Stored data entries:
◇ ◇ ◇ ◇ ◇ ◇ ◇

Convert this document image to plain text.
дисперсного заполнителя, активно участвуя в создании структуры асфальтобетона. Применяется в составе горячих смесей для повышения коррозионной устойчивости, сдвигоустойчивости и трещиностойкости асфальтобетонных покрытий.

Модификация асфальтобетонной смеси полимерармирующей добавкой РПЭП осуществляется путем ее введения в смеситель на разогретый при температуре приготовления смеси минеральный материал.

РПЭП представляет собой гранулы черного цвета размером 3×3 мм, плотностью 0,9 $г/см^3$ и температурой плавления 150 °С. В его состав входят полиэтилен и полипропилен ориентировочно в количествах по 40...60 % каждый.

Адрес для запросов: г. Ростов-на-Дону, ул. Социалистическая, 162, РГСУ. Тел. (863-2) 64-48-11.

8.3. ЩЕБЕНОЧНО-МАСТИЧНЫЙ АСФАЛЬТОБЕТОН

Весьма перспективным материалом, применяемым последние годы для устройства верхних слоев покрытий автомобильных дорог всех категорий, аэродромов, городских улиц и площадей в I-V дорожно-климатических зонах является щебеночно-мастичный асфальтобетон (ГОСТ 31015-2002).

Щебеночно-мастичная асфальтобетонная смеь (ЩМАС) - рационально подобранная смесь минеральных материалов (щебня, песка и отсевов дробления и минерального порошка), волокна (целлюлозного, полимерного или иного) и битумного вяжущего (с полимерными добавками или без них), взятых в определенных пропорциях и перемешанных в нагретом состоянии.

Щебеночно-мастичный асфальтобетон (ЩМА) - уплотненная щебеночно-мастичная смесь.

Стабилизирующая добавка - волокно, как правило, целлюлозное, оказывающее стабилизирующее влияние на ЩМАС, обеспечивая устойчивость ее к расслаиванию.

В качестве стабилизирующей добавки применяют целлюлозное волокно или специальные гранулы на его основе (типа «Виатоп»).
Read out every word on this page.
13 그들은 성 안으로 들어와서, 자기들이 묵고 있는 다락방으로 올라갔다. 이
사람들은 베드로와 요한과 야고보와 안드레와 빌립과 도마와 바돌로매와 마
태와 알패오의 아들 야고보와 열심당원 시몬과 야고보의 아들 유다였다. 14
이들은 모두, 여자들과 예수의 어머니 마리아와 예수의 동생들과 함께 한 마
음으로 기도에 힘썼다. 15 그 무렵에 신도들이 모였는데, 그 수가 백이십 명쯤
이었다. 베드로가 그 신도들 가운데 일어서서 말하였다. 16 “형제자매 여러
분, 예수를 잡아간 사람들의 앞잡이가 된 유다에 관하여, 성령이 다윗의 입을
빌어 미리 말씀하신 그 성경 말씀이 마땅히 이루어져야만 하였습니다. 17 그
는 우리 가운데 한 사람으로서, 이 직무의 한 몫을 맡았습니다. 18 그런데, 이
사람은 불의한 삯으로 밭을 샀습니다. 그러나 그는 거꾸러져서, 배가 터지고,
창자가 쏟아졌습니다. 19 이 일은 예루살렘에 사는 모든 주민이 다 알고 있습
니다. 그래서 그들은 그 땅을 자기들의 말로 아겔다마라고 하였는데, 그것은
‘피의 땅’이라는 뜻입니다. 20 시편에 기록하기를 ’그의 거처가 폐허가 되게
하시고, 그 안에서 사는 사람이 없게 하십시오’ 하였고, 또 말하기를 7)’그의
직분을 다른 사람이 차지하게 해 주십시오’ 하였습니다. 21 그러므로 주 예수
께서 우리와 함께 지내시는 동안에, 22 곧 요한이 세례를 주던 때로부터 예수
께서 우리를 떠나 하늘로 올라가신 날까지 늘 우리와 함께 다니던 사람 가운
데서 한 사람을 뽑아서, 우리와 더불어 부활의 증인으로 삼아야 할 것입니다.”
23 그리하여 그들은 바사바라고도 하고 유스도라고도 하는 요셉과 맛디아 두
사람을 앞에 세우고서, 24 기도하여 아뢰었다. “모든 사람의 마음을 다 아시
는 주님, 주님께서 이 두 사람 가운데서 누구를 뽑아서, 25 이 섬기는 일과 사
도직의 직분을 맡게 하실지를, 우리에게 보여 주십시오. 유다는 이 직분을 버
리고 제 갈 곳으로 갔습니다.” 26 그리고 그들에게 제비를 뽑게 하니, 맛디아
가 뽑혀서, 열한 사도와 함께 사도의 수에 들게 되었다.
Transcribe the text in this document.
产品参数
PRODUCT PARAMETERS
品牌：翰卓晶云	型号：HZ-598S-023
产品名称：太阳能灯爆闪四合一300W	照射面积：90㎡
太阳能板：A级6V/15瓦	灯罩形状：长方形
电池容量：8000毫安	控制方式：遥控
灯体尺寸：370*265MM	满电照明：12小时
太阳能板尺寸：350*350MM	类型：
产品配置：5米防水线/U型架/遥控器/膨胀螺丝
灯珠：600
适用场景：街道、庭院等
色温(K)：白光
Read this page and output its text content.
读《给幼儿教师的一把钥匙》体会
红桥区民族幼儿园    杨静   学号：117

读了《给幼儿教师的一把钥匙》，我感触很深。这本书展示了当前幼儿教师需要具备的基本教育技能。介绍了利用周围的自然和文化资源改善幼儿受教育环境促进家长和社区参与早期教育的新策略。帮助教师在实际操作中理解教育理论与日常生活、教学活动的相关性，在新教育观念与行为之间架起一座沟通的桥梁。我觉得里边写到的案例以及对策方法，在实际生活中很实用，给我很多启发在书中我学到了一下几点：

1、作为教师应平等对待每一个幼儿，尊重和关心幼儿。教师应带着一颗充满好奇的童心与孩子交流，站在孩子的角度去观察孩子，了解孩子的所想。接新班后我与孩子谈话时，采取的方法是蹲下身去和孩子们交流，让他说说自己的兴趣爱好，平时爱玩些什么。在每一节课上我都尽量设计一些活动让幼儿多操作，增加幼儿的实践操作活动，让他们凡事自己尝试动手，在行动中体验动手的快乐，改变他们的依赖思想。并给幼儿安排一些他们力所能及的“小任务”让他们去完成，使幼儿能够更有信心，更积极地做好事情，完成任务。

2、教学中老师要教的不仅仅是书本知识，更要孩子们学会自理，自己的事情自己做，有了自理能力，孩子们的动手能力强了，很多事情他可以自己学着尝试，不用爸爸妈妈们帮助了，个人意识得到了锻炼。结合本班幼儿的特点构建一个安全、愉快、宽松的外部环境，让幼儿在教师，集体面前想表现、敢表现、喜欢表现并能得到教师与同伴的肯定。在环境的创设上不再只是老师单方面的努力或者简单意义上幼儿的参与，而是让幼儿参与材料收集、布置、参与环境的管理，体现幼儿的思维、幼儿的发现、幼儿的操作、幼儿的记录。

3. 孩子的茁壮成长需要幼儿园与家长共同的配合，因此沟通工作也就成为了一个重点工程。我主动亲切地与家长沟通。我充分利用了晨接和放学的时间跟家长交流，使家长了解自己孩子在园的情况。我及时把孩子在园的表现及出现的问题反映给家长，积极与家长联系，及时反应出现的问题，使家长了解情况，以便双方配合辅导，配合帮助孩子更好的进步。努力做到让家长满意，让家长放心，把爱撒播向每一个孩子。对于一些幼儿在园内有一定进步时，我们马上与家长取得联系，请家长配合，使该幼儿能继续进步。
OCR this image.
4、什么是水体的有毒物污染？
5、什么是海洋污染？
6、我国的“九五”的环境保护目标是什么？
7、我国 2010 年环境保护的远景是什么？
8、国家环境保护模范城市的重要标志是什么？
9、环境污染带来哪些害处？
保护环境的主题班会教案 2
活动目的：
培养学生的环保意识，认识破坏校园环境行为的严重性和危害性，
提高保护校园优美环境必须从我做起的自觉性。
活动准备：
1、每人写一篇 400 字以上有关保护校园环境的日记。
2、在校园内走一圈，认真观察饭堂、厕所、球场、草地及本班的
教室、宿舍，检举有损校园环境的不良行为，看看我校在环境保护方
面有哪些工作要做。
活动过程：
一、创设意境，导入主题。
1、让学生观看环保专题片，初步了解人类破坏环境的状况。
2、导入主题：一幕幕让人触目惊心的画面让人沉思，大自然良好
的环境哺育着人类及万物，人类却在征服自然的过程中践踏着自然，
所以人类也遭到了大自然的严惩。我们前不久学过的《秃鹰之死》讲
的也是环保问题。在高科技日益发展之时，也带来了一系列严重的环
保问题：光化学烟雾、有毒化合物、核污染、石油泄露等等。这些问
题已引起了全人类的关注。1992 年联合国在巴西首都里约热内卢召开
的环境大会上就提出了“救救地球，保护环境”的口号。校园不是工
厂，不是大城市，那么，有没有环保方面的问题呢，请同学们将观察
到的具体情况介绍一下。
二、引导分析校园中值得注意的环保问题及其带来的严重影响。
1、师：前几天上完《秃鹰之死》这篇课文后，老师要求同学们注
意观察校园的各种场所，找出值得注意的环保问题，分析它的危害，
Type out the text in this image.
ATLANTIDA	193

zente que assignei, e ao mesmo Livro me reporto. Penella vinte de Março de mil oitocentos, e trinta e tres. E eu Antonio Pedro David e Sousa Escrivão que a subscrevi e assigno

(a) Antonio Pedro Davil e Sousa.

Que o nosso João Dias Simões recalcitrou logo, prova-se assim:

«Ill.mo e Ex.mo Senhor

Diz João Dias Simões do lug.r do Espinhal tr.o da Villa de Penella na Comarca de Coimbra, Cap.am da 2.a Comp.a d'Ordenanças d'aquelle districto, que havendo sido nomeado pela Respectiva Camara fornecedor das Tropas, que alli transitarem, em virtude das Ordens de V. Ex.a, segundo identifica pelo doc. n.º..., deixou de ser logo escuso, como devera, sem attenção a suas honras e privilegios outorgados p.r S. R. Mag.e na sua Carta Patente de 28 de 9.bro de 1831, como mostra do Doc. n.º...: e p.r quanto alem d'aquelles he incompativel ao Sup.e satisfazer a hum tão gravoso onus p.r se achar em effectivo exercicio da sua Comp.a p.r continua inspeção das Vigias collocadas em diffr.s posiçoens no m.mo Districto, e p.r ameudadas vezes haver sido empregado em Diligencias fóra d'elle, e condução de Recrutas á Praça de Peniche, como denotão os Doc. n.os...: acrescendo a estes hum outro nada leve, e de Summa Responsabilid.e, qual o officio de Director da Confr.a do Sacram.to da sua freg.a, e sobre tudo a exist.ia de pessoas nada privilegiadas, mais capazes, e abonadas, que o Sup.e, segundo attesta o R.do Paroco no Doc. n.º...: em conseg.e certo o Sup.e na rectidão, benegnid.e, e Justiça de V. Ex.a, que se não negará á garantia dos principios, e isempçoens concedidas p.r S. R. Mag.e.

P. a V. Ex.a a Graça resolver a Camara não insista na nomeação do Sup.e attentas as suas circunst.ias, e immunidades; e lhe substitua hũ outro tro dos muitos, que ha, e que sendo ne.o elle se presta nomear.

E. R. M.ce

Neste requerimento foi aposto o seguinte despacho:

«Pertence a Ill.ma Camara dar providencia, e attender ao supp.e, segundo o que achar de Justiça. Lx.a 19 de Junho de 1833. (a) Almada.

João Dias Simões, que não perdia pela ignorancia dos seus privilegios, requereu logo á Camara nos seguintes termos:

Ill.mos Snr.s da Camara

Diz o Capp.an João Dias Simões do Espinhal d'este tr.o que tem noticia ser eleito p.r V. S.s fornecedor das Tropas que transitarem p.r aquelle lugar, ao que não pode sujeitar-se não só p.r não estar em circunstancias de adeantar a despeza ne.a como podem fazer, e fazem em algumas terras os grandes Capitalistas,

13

◇ ◇ ◇ ◇ ◇ ◇ ◇

Exercise directions:
Filter the records above for "РПЭП" and copy every matching line.

Written answer:
Модификация асфальтобетонной смеси полимерармирующей добавкой РПЭП осуществляется путем ее введения в смеситель на разогретый при температуре приготовления смеси минеральный материал.
РПЭП представляет собой гранулы черного цвета размером 3×3 мм, плотностью 0,9 $г/см^3$ и температурой плавления 150 °С. В его состав входят полиэтилен и полипропилен ориентировочно в количествах по 40...60 % каждый.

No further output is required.